- Task objective: Copy the rows below, replacing each "bar-data-label" with "bar-value-label" and leaving the rest as it is.

# # # #

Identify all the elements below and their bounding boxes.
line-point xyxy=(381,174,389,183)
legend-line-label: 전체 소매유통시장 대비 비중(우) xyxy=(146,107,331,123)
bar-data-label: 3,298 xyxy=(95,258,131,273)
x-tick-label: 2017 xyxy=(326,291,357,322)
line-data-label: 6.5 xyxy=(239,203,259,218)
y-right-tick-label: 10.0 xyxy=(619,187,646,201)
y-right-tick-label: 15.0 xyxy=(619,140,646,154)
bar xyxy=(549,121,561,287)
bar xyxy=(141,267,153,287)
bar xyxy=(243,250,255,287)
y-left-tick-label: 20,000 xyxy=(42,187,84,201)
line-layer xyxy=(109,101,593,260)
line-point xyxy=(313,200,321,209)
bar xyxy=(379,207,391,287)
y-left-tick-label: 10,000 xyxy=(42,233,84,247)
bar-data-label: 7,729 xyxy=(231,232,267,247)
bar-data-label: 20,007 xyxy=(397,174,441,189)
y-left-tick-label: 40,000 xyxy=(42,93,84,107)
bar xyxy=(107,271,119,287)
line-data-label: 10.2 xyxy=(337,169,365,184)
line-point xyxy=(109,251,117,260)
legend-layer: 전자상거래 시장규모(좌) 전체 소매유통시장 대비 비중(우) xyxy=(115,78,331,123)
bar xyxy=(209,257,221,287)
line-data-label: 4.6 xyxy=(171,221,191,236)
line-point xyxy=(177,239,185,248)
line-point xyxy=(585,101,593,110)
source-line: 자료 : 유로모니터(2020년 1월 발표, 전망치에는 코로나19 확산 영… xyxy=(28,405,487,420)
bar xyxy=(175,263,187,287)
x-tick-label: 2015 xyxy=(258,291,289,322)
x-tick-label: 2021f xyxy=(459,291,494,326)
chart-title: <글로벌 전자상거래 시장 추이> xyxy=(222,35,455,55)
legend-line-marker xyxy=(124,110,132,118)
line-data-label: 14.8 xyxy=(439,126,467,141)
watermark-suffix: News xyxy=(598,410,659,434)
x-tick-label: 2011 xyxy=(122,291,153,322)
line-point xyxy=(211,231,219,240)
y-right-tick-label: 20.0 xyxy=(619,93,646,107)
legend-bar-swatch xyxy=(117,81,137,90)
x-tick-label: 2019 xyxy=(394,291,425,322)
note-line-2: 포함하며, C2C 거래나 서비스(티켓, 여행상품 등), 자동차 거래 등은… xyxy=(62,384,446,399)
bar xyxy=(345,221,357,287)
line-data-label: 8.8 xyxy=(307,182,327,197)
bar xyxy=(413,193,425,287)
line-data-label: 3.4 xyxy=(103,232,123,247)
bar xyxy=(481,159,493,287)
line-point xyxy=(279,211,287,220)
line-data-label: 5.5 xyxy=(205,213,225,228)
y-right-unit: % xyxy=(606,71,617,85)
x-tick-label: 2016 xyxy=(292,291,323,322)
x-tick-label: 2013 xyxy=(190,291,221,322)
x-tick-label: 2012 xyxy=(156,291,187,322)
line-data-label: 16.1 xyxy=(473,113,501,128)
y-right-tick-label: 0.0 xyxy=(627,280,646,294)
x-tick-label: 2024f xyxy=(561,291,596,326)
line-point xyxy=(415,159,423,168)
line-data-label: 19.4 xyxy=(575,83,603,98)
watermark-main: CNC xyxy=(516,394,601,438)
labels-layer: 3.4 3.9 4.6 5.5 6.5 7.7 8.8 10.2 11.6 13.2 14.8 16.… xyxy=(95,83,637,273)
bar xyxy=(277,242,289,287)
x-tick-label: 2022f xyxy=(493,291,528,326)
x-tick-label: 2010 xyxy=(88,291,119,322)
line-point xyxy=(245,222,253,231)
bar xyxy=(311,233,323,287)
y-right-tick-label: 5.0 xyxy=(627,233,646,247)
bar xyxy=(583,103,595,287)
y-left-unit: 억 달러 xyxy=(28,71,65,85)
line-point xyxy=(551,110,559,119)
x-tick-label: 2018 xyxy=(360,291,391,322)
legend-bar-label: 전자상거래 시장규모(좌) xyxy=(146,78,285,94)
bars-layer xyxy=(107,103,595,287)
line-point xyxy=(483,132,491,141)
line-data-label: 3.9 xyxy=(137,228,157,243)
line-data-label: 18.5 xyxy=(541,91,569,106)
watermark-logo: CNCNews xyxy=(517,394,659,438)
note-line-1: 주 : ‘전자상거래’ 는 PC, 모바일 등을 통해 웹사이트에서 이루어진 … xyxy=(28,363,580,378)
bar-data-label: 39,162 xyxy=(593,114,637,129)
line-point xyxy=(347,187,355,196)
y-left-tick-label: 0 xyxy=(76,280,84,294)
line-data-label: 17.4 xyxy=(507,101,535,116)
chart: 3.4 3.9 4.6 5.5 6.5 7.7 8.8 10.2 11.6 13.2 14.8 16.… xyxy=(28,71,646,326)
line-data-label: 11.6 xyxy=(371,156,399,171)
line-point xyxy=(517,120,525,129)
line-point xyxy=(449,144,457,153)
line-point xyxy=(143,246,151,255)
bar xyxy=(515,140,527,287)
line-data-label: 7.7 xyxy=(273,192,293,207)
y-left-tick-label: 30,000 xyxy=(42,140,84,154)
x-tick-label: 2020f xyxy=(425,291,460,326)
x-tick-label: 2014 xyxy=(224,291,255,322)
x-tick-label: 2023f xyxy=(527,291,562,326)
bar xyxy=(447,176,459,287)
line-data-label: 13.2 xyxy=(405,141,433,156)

# # # #

- Answer to this task:
Identify all the elements below and their bounding boxes.
line-point xyxy=(381,174,389,183)
legend-line-label: 전체 소매유통시장 대비 비중(우) xyxy=(146,107,331,123)
bar-value-label: 3,298 xyxy=(95,258,131,273)
x-tick-label: 2017 xyxy=(326,291,357,322)
line-data-label: 6.5 xyxy=(239,203,259,218)
y-right-tick-label: 10.0 xyxy=(619,187,646,201)
y-right-tick-label: 15.0 xyxy=(619,140,646,154)
bar xyxy=(549,121,561,287)
bar xyxy=(141,267,153,287)
bar xyxy=(243,250,255,287)
y-left-tick-label: 20,000 xyxy=(42,187,84,201)
line-layer xyxy=(109,101,593,260)
line-point xyxy=(313,200,321,209)
bar xyxy=(379,207,391,287)
y-left-tick-label: 10,000 xyxy=(42,233,84,247)
bar-value-label: 7,729 xyxy=(231,232,267,247)
bar-value-label: 20,007 xyxy=(397,174,441,189)
y-left-tick-label: 40,000 xyxy=(42,93,84,107)
bar xyxy=(107,271,119,287)
line-data-label: 10.2 xyxy=(337,169,365,184)
line-point xyxy=(109,251,117,260)
legend-layer: 전자상거래 시장규모(좌) 전체 소매유통시장 대비 비중(우) xyxy=(115,78,331,123)
bar xyxy=(209,257,221,287)
line-data-label: 4.6 xyxy=(171,221,191,236)
line-point xyxy=(177,239,185,248)
line-point xyxy=(585,101,593,110)
source-line: 자료 : 유로모니터(2020년 1월 발표, 전망치에는 코로나19 확산 영… xyxy=(28,405,487,420)
bar xyxy=(175,263,187,287)
x-tick-label: 2015 xyxy=(258,291,289,322)
x-tick-label: 2021f xyxy=(459,291,494,326)
chart-title: <글로벌 전자상거래 시장 추이> xyxy=(222,35,455,55)
legend-line-marker xyxy=(124,110,132,118)
line-data-label: 14.8 xyxy=(439,126,467,141)
watermark-suffix: News xyxy=(598,410,659,434)
x-tick-label: 2011 xyxy=(122,291,153,322)
line-point xyxy=(211,231,219,240)
y-right-tick-label: 20.0 xyxy=(619,93,646,107)
legend-bar-swatch xyxy=(117,81,137,90)
x-tick-label: 2019 xyxy=(394,291,425,322)
note-line-2: 포함하며, C2C 거래나 서비스(티켓, 여행상품 등), 자동차 거래 등은… xyxy=(62,384,446,399)
bar xyxy=(345,221,357,287)
line-data-label: 8.8 xyxy=(307,182,327,197)
bar xyxy=(413,193,425,287)
line-data-label: 3.4 xyxy=(103,232,123,247)
bar xyxy=(481,159,493,287)
line-point xyxy=(279,211,287,220)
line-data-label: 5.5 xyxy=(205,213,225,228)
y-right-unit: % xyxy=(606,71,617,85)
x-tick-label: 2016 xyxy=(292,291,323,322)
x-tick-label: 2013 xyxy=(190,291,221,322)
x-tick-label: 2012 xyxy=(156,291,187,322)
line-data-label: 16.1 xyxy=(473,113,501,128)
y-right-tick-label: 0.0 xyxy=(627,280,646,294)
x-tick-label: 2024f xyxy=(561,291,596,326)
line-point xyxy=(415,159,423,168)
line-data-label: 19.4 xyxy=(575,83,603,98)
watermark-main: CNC xyxy=(516,394,601,438)
labels-layer: 3.4 3.9 4.6 5.5 6.5 7.7 8.8 10.2 11.6 13.2 14.8 16.… xyxy=(95,83,637,273)
bar xyxy=(277,242,289,287)
x-tick-label: 2022f xyxy=(493,291,528,326)
x-tick-label: 2010 xyxy=(88,291,119,322)
line-point xyxy=(245,222,253,231)
bar xyxy=(311,233,323,287)
y-right-tick-label: 5.0 xyxy=(627,233,646,247)
bar xyxy=(583,103,595,287)
y-left-unit: 억 달러 xyxy=(28,71,65,85)
line-point xyxy=(551,110,559,119)
x-tick-label: 2018 xyxy=(360,291,391,322)
legend-bar-label: 전자상거래 시장규모(좌) xyxy=(146,78,285,94)
bars-layer xyxy=(107,103,595,287)
line-point xyxy=(483,132,491,141)
line-data-label: 3.9 xyxy=(137,228,157,243)
line-data-label: 18.5 xyxy=(541,91,569,106)
watermark-logo: CNCNews xyxy=(517,394,659,438)
note-line-1: 주 : ‘전자상거래’ 는 PC, 모바일 등을 통해 웹사이트에서 이루어진 … xyxy=(28,363,580,378)
bar-value-label: 39,162 xyxy=(593,114,637,129)
line-point xyxy=(347,187,355,196)
y-left-tick-label: 0 xyxy=(76,280,84,294)
line-data-label: 17.4 xyxy=(507,101,535,116)
chart: 3.4 3.9 4.6 5.5 6.5 7.7 8.8 10.2 11.6 13.2 14.8 16.… xyxy=(28,71,646,326)
line-data-label: 11.6 xyxy=(371,156,399,171)
line-point xyxy=(517,120,525,129)
line-point xyxy=(449,144,457,153)
line-point xyxy=(143,246,151,255)
bar xyxy=(515,140,527,287)
line-data-label: 7.7 xyxy=(273,192,293,207)
y-left-tick-label: 30,000 xyxy=(42,140,84,154)
x-tick-label: 2020f xyxy=(425,291,460,326)
x-tick-label: 2014 xyxy=(224,291,255,322)
x-tick-label: 2023f xyxy=(527,291,562,326)
bar xyxy=(447,176,459,287)
line-data-label: 13.2 xyxy=(405,141,433,156)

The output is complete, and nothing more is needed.